→ To be done:
Read the material below. Count the lines containing "tỉnh" and give that count alone.
(begin)
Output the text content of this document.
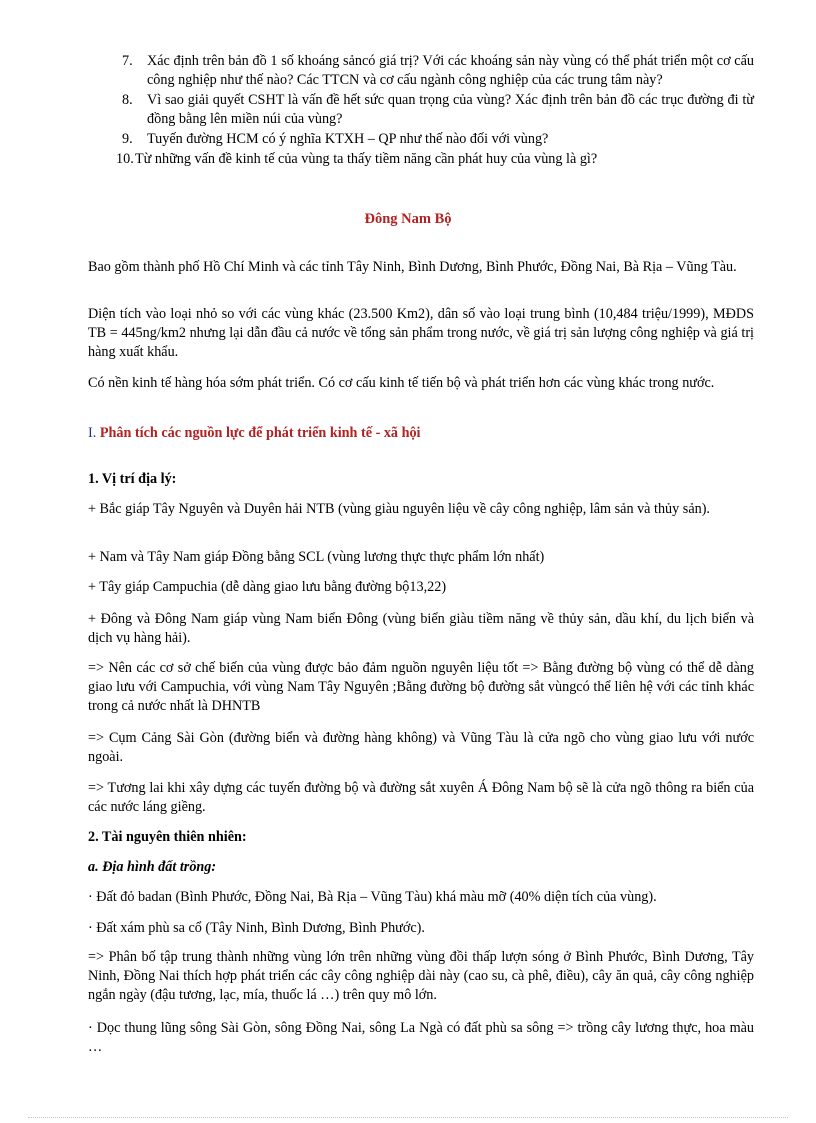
7. Xác định trên bản đồ 1 số khoáng sảncó giá trị? Với các khoáng sản này vùng có thể phát triển một cơ cấu công nghiệp như thế nào? Các TTCN và cơ cấu ngành công nghiệp của các trung tâm này?
8. Vì sao giải quyết CSHT là vấn đề hết sức quan trọng của vùng? Xác định trên bản đồ các trục đường đi từ đồng bằng lên miền núi của vùng?
9. Tuyến đường HCM có ý nghĩa KTXH – QP như thế nào đối với vùng?
10. Từ những vấn đề kinh tế của vùng ta thấy tiềm năng cần phát huy của vùng là gì?
Đông Nam Bộ

Bao gồm thành phố Hồ Chí Minh và các tỉnh Tây Ninh, Bình Dương, Bình Phước, Đồng Nai, Bà Rịa – Vũng Tàu.

Diện tích vào loại nhỏ so với các vùng khác (23.500 Km2), dân số vào loại trung bình (10,484 triệu/1999), MĐDS TB = 445ng/km2 nhưng lại dẫn đầu cả nước về tổng sản phẩm trong nước, về giá trị sản lượng công nghiệp và giá trị hàng xuất khẩu.

Có nền kinh tế hàng hóa sớm phát triển. Có cơ cấu kinh tế tiến bộ và phát triển hơn các vùng khác trong nước.

I. Phân tích các nguồn lực để phát triển kinh tế - xã hội

1. Vị trí địa lý:

+ Bắc giáp Tây Nguyên và Duyên hải NTB (vùng giàu nguyên liệu về cây công nghiệp, lâm sản và thủy sản).

+ Nam và Tây Nam giáp Đồng bằng SCL (vùng lương thực thực phẩm lớn nhất)

+ Tây giáp Campuchia (dễ dàng giao lưu bằng đường bộ13,22)

+ Đông và Đông Nam giáp vùng Nam biển Đông (vùng biển giàu tiềm năng về thủy sản, dầu khí, du lịch biển và dịch vụ hàng hải).

=> Nên các cơ sở chế biến của vùng được bảo đảm nguồn nguyên liệu tốt => Bằng đường bộ vùng có thể dễ dàng giao lưu với Campuchia, với vùng Nam Tây Nguyên ;Bằng đường bộ đường sắt vùngcó thể liên hệ với các tỉnh khác trong cả nước nhất là DHNTB

=> Cụm Cảng Sài Gòn (đường biển và đường hàng không) và Vũng Tàu là cửa ngõ cho vùng giao lưu với nước ngoài.

=> Tương lai khi xây dựng các tuyến đường bộ và đường sắt xuyên Á Đông Nam bộ sẽ là cửa ngõ thông ra biển của các nước láng giềng.

2. Tài nguyên thiên nhiên:

a. Địa hình đất trồng:

· Đất đỏ badan (Bình Phước, Đồng Nai, Bà Rịa – Vũng Tàu) khá màu mỡ (40% diện tích của vùng).

· Đất xám phù sa cổ (Tây Ninh, Bình Dương, Bình Phước).

=> Phân bố tập trung thành những vùng lớn trên những vùng đồi thấp lượn sóng ở Bình Phước, Bình Dương, Tây Ninh, Đồng Nai thích hợp phát triển các cây công nghiệp dài này (cao su, cà phê, điều), cây ăn quả, cây công nghiệp ngắn ngày (đậu tương, lạc, mía, thuốc lá …) trên quy mô lớn.

· Dọc thung lũng sông Sài Gòn, sông Đồng Nai, sông La Ngà có đất phù sa sông => trồng cây lương thực, hoa màu …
(end)
→ Response to the exercise:
2